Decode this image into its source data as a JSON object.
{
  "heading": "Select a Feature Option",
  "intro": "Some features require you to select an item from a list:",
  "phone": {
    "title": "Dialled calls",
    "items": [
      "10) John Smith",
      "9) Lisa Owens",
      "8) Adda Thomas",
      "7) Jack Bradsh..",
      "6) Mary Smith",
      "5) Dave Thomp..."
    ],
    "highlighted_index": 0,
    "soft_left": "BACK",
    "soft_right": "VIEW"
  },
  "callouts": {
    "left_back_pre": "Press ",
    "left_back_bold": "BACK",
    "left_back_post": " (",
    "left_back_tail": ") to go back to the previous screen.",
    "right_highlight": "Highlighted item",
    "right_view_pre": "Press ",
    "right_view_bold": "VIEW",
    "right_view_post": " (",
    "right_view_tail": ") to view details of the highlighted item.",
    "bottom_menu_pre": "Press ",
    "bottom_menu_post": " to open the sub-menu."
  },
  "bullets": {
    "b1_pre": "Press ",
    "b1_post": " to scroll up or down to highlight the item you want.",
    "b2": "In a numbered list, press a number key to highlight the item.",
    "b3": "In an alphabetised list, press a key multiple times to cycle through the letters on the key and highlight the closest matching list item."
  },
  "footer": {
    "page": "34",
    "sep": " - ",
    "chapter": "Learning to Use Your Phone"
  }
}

* * *

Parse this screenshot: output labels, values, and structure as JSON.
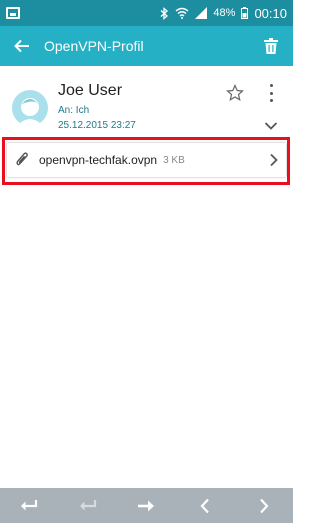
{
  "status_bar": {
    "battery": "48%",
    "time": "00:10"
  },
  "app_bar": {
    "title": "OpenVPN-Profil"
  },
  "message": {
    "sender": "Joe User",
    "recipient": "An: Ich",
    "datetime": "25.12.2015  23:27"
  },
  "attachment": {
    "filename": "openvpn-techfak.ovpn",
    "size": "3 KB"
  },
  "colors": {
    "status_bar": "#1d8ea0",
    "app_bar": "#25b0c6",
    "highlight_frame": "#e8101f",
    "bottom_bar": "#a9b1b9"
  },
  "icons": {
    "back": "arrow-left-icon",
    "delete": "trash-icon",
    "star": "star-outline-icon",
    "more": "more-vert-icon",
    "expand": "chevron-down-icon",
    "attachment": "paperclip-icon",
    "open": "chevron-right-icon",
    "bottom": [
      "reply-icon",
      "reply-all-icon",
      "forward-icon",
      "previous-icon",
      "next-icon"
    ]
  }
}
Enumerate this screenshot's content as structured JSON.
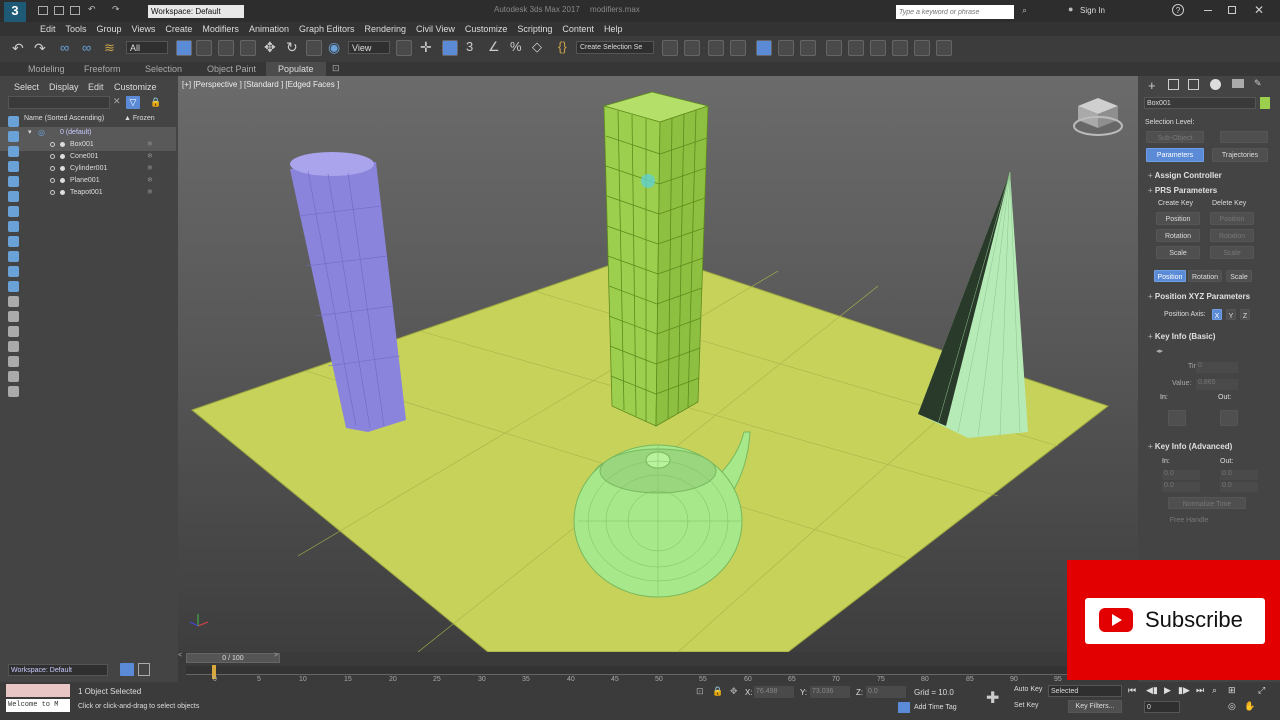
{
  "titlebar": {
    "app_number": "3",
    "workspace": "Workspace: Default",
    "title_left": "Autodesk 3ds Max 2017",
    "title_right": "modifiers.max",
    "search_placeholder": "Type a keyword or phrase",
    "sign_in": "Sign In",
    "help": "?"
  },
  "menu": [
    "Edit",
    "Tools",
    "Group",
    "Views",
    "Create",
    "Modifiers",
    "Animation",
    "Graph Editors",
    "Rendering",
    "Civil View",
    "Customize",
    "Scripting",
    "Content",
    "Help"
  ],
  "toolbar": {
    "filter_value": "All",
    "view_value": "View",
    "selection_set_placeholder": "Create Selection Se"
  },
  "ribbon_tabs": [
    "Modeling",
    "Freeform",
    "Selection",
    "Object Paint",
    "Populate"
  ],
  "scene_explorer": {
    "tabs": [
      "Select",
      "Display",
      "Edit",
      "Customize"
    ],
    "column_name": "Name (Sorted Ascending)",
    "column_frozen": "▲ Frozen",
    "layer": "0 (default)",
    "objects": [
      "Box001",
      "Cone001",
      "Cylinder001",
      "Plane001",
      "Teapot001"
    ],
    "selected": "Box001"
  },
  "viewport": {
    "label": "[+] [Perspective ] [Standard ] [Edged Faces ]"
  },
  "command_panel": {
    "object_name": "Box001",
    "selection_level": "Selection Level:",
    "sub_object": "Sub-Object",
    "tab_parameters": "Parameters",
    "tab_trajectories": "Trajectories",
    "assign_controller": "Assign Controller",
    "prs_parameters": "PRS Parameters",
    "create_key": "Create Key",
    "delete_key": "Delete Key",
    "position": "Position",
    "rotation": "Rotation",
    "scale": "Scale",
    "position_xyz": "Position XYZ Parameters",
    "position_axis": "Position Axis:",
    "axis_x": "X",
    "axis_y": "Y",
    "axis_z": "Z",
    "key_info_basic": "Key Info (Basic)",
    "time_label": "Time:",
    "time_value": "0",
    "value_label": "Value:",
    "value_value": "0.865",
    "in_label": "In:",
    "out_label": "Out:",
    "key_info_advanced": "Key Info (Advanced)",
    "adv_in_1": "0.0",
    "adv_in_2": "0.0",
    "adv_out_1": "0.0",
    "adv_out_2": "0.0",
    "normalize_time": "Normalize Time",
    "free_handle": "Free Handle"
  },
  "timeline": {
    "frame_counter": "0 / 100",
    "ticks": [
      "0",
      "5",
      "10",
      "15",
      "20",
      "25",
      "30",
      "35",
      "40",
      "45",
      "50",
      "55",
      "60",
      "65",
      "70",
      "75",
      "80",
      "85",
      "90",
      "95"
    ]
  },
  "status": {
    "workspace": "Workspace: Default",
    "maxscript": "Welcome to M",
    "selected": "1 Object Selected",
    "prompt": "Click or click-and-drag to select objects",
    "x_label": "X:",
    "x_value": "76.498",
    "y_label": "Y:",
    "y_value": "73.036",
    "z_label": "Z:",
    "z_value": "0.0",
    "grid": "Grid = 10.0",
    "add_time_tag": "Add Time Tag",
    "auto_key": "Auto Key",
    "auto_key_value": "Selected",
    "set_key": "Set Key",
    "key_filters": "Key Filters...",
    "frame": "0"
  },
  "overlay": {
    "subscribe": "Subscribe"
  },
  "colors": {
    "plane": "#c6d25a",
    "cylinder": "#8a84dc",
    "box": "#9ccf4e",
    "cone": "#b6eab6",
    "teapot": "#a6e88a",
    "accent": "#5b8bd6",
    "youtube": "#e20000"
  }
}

WHAT IS BEING ASKED
Every line that holds the string "list" should be returned.

CORRECT OUTPUT
  "intro": "Some features require you to select an item from a list:",
    "b2": "In a numbered list, press a number key to highlight the item.",
    "b3": "In an alphabetised list, press a key multiple times to cycle through the letters on the key and highlight the closest matching list item."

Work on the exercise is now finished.